_Task_: Copy out every line exactly, passing over the pictures.

(Collected data)
——————————

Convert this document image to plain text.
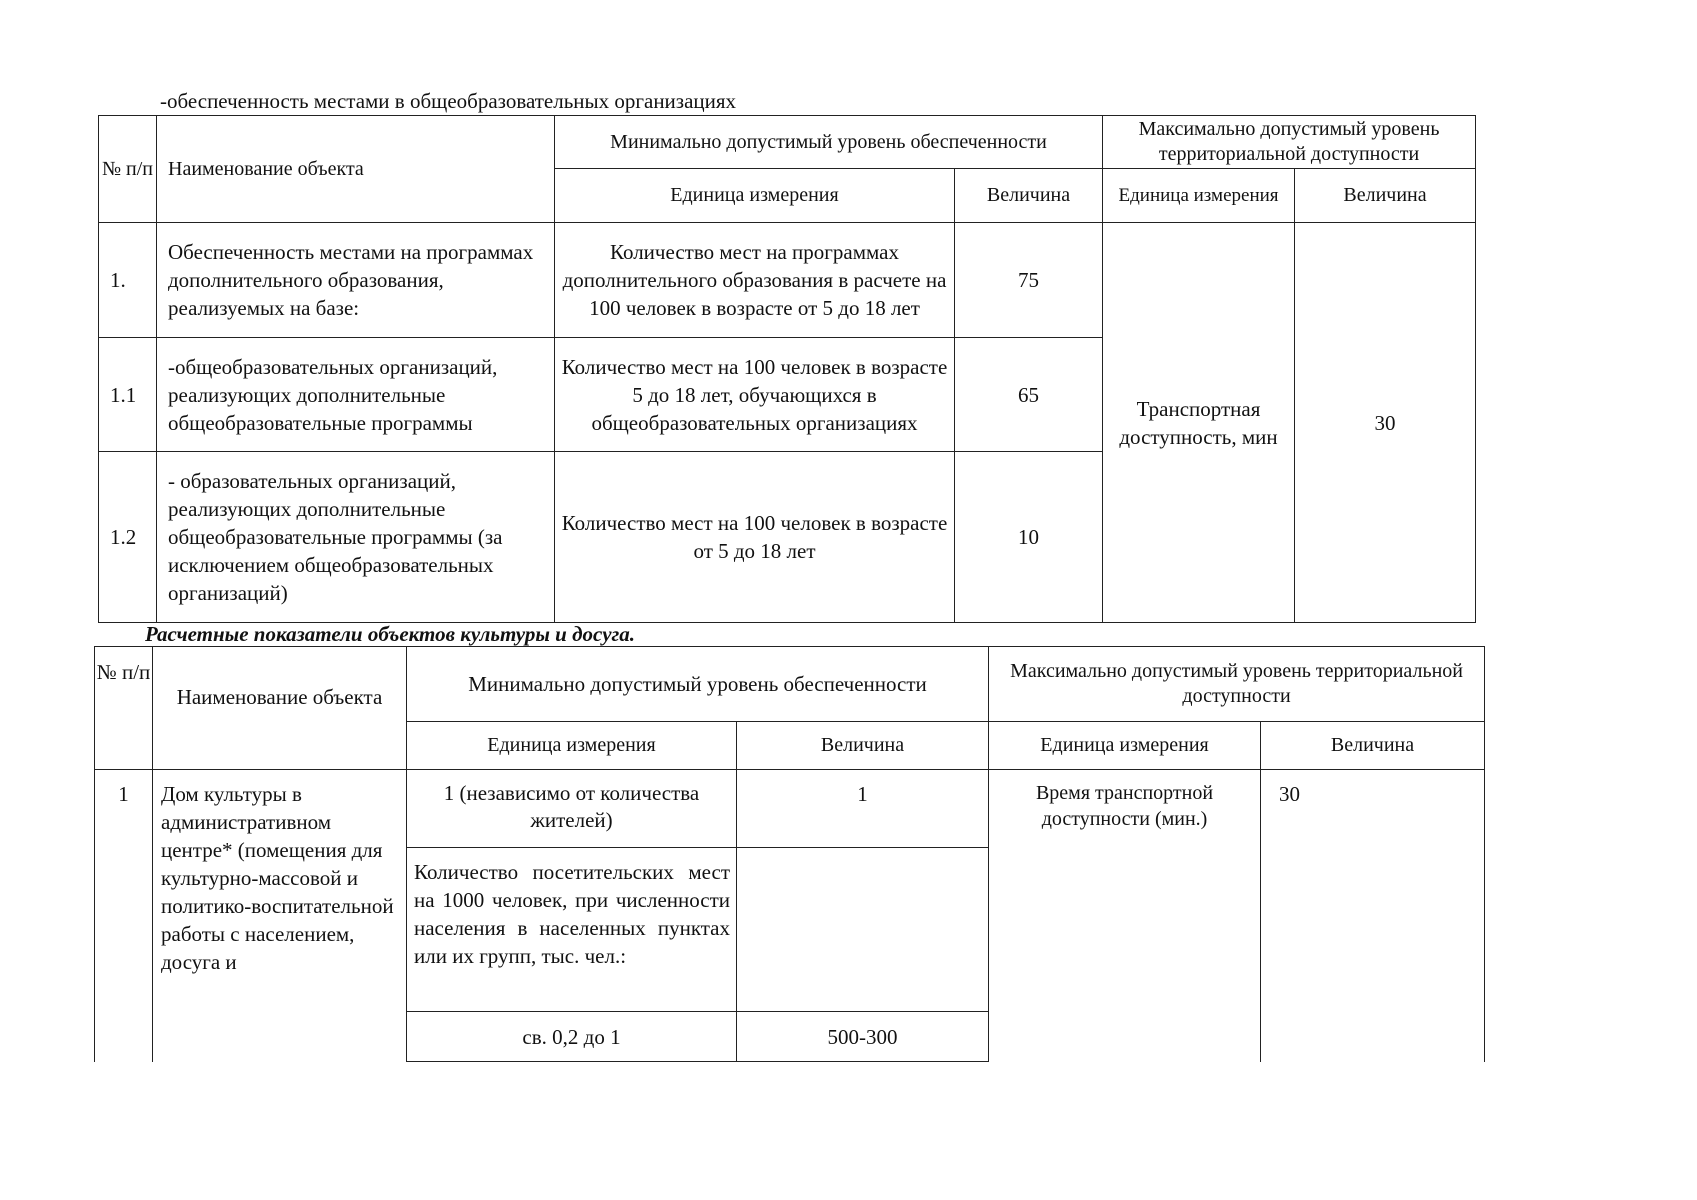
-обеспеченность местами в общеобразовательных организациях
№ п/п	Наименование объекта	Минимально допустимый уровень обеспеченности		Максимально допустимый уровень территориальной доступности	
		Единица измерения	Величина	Единица измерения	Величина
1.	Обеспеченность местами на программах дополнительного образования, реализуемых на базе:	Количество мест на программах дополнительного образования в расчете на 100 человек в возрасте от 5 до 18 лет	75	Транспортная доступность, мин	30
1.1	-общеобразовательных организаций, реализующих дополнительные общеобразовательные программы	Количество мест на 100 человек в возрасте 5 до 18 лет, обучающихся в общеобразовательных организациях	65		
1.2	- образовательных организаций, реализующих дополнительные общеобразовательные программы (за исключением общеобразовательных организаций)	Количество мест на 100 человек в возрасте от 5 до 18 лет	10		
Расчетные показатели объектов культуры и досуга.
№ п/п	Наименование объекта	Минимально допустимый уровень обеспеченности		Максимально допустимый уровень территориальной доступности	
		Единица измерения	Величина	Единица измерения	Величина
1	Дом культуры в административном центре* (помещения для культурно-массовой и политико-воспитательной работы с населением, досуга и	1 (независимо от количества жителей)	1	Время транспортной доступности (мин.)	30
		Количество посетительских мест на 1000 человек, при численности населения в населенных пунктах или их групп, тыс. чел.:			
		св. 0,2 до 1	500-300		
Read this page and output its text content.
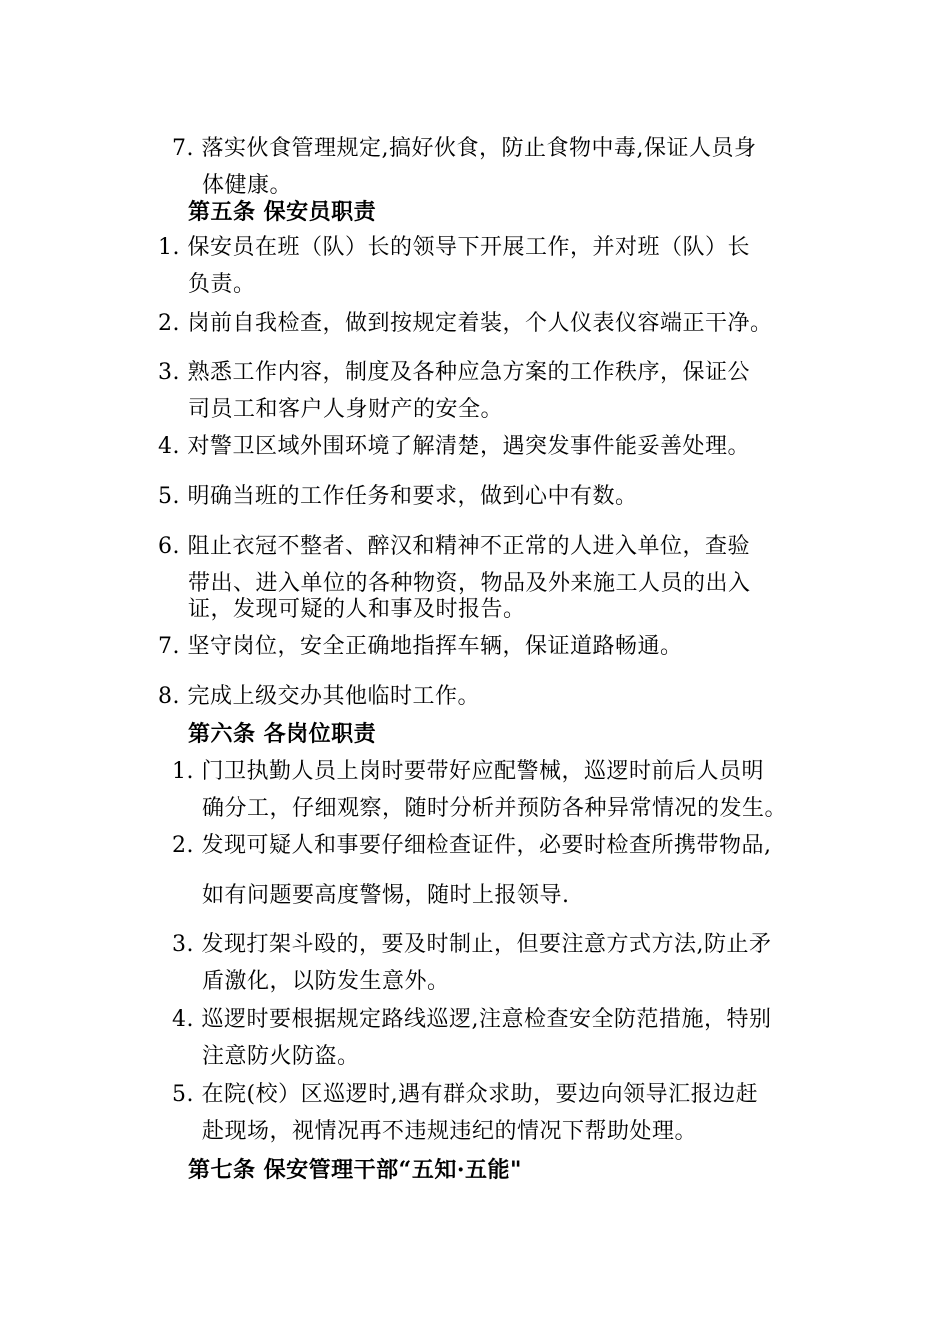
7. 落实伙食管理规定,搞好伙食，防止食物中毒,保证人员身
体健康。
第五条 保安员职责
1. 保安员在班（队）长的领导下开展工作，并对班（队）长
负责。
2. 岗前自我检查，做到按规定着装，个人仪表仪容端正干净。
3. 熟悉工作内容，制度及各种应急方案的工作秩序，保证公
司员工和客户人身财产的安全。
4. 对警卫区域外围环境了解清楚，遇突发事件能妥善处理。
5. 明确当班的工作任务和要求，做到心中有数。
6. 阻止衣冠不整者、醉汉和精神不正常的人进入单位，查验
带出、进入单位的各种物资，物品及外来施工人员的出入
证，发现可疑的人和事及时报告。
7. 坚守岗位，安全正确地指挥车辆，保证道路畅通。
8. 完成上级交办其他临时工作。
第六条 各岗位职责
1. 门卫执勤人员上岗时要带好应配警械，巡逻时前后人员明
确分工，仔细观察，随时分析并预防各种异常情况的发生。
2. 发现可疑人和事要仔细检查证件，必要时检查所携带物品,
如有问题要高度警惕，随时上报领导.
3. 发现打架斗殴的，要及时制止，但要注意方式方法,防止矛
盾激化，以防发生意外。
4. 巡逻时要根据规定路线巡逻,注意检查安全防范措施，特别
注意防火防盗。
5. 在院(校）区巡逻时,遇有群众求助，要边向领导汇报边赶
赴现场，视情况再不违规违纪的情况下帮助处理。
第七条 保安管理干部“五知·五能"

——————————

_Reply to the exercise_:
Convert this document image to plain text.
-обеспеченность местами в общеобразовательных организациях
№ п/п	Наименование объекта	Минимально допустимый уровень обеспеченности		Максимально допустимый уровень территориальной доступности	
		Единица измерения	Величина	Единица измерения	Величина
1.	Обеспеченность местами на программах дополнительного образования, реализуемых на базе:	Количество мест на программах дополнительного образования в расчете на 100 человек в возрасте от 5 до 18 лет	75	Транспортная доступность, мин	30
1.1	-общеобразовательных организаций, реализующих дополнительные общеобразовательные программы	Количество мест на 100 человек в возрасте 5 до 18 лет, обучающихся в общеобразовательных организациях	65		
1.2	- образовательных организаций, реализующих дополнительные общеобразовательные программы (за исключением общеобразовательных организаций)	Количество мест на 100 человек в возрасте от 5 до 18 лет	10		
Расчетные показатели объектов культуры и досуга.
№ п/п	Наименование объекта	Минимально допустимый уровень обеспеченности		Максимально допустимый уровень территориальной доступности	
		Единица измерения	Величина	Единица измерения	Величина
1	Дом культуры в административном центре* (помещения для культурно-массовой и политико-воспитательной работы с населением, досуга и	1 (независимо от количества жителей)	1	Время транспортной доступности (мин.)	30
		Количество посетительских мест на 1000 человек, при численности населения в населенных пунктах или их групп, тыс. чел.:			
		св. 0,2 до 1	500-300		
Read this page and output its text content.
7. 落实伙食管理规定,搞好伙食，防止食物中毒,保证人员身
体健康。
第五条 保安员职责
1. 保安员在班（队）长的领导下开展工作，并对班（队）长
负责。
2. 岗前自我检查，做到按规定着装，个人仪表仪容端正干净。
3. 熟悉工作内容，制度及各种应急方案的工作秩序，保证公
司员工和客户人身财产的安全。
4. 对警卫区域外围环境了解清楚，遇突发事件能妥善处理。
5. 明确当班的工作任务和要求，做到心中有数。
6. 阻止衣冠不整者、醉汉和精神不正常的人进入单位，查验
带出、进入单位的各种物资，物品及外来施工人员的出入
证，发现可疑的人和事及时报告。
7. 坚守岗位，安全正确地指挥车辆，保证道路畅通。
8. 完成上级交办其他临时工作。
第六条 各岗位职责
1. 门卫执勤人员上岗时要带好应配警械，巡逻时前后人员明
确分工，仔细观察，随时分析并预防各种异常情况的发生。
2. 发现可疑人和事要仔细检查证件，必要时检查所携带物品,
如有问题要高度警惕，随时上报领导.
3. 发现打架斗殴的，要及时制止，但要注意方式方法,防止矛
盾激化，以防发生意外。
4. 巡逻时要根据规定路线巡逻,注意检查安全防范措施，特别
注意防火防盗。
5. 在院(校）区巡逻时,遇有群众求助，要边向领导汇报边赶
赴现场，视情况再不违规违纪的情况下帮助处理。
第七条 保安管理干部“五知·五能"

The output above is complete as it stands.